(Your instructions): Can you pull out each line of the data below that includes the word "схемы"?

## Begin Given data

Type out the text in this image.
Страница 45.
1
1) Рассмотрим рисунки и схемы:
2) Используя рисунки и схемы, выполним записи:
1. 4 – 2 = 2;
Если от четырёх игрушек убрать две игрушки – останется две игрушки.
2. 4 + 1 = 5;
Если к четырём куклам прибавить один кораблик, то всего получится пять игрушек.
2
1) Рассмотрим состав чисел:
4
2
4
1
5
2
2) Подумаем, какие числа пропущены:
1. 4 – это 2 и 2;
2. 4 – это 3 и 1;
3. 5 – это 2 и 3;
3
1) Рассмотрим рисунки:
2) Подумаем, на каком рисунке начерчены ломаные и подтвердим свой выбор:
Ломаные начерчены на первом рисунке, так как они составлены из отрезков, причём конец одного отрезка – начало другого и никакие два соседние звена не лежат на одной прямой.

## End Given data
## Begin Given data

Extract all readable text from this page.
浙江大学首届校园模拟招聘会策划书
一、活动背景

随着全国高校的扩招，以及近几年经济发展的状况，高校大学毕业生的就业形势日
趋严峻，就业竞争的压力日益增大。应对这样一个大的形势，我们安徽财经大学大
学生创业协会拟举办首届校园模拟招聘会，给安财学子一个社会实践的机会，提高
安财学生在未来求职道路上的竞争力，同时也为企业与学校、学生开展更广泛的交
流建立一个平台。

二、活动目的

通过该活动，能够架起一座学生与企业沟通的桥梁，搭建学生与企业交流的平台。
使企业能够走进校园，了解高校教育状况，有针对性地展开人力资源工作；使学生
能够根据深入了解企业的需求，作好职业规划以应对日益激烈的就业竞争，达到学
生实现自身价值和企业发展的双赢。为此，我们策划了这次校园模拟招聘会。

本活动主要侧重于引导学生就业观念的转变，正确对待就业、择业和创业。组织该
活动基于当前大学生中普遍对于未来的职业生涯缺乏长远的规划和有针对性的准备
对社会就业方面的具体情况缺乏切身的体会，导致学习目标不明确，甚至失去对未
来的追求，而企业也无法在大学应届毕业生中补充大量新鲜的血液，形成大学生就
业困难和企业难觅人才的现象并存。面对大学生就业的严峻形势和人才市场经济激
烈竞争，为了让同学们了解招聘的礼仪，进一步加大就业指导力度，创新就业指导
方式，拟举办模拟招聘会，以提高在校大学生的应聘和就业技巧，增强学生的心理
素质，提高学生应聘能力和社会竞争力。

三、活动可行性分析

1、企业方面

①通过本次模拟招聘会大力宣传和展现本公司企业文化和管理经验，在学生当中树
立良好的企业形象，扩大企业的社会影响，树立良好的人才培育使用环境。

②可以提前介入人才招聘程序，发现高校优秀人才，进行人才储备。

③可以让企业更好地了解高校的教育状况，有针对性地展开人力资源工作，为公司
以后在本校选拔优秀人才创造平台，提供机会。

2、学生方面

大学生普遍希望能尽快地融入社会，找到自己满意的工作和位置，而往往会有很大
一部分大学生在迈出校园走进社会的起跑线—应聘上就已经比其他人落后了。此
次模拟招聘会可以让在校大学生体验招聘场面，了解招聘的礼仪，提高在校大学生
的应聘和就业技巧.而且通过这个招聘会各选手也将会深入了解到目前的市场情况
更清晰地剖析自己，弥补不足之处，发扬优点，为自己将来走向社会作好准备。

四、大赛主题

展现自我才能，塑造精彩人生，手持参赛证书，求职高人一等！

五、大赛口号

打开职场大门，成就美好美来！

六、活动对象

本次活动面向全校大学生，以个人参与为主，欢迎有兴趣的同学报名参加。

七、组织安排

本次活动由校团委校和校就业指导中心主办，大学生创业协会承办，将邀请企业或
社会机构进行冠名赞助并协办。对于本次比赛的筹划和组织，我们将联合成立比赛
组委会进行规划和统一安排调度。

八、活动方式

## End Given data
## Begin Given data

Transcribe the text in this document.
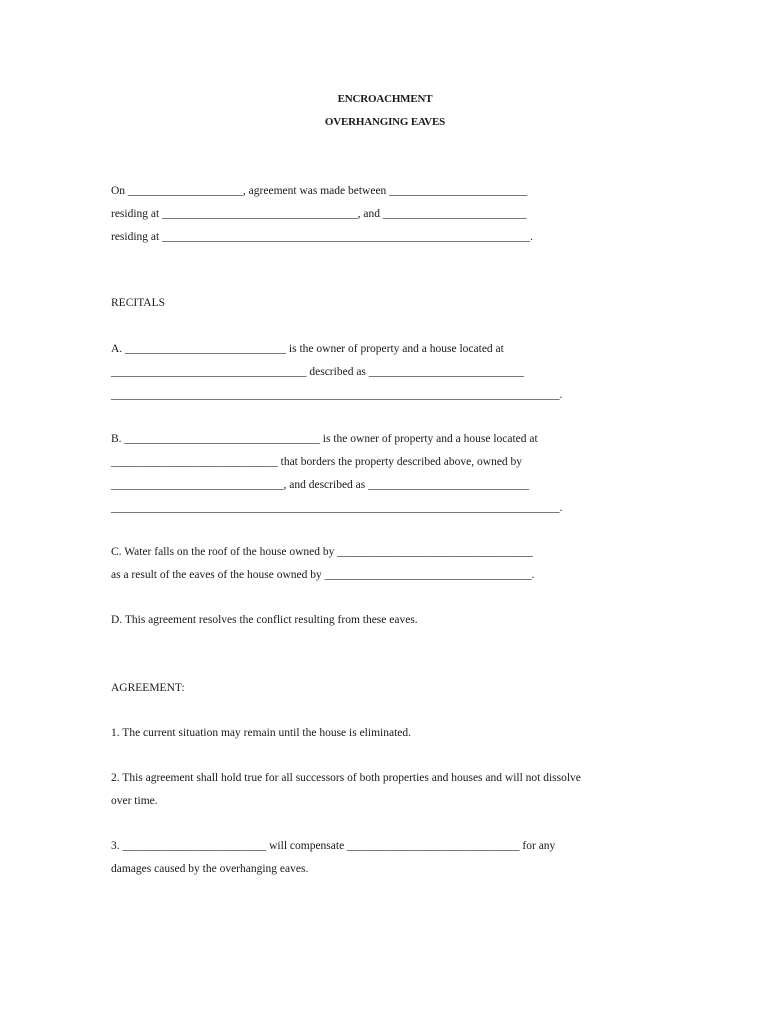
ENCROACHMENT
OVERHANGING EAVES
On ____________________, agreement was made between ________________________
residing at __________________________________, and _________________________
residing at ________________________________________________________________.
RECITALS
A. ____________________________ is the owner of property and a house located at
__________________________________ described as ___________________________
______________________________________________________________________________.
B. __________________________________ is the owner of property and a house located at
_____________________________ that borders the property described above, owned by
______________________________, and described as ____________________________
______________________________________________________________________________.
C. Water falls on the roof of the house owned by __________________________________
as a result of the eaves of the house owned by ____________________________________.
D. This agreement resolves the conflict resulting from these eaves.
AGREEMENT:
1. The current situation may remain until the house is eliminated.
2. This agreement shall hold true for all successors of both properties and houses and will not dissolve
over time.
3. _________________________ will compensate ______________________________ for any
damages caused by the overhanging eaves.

## End Given data

(Solution to the problem):
1) Рассмотрим рисунки и схемы:
2) Используя рисунки и схемы, выполним записи:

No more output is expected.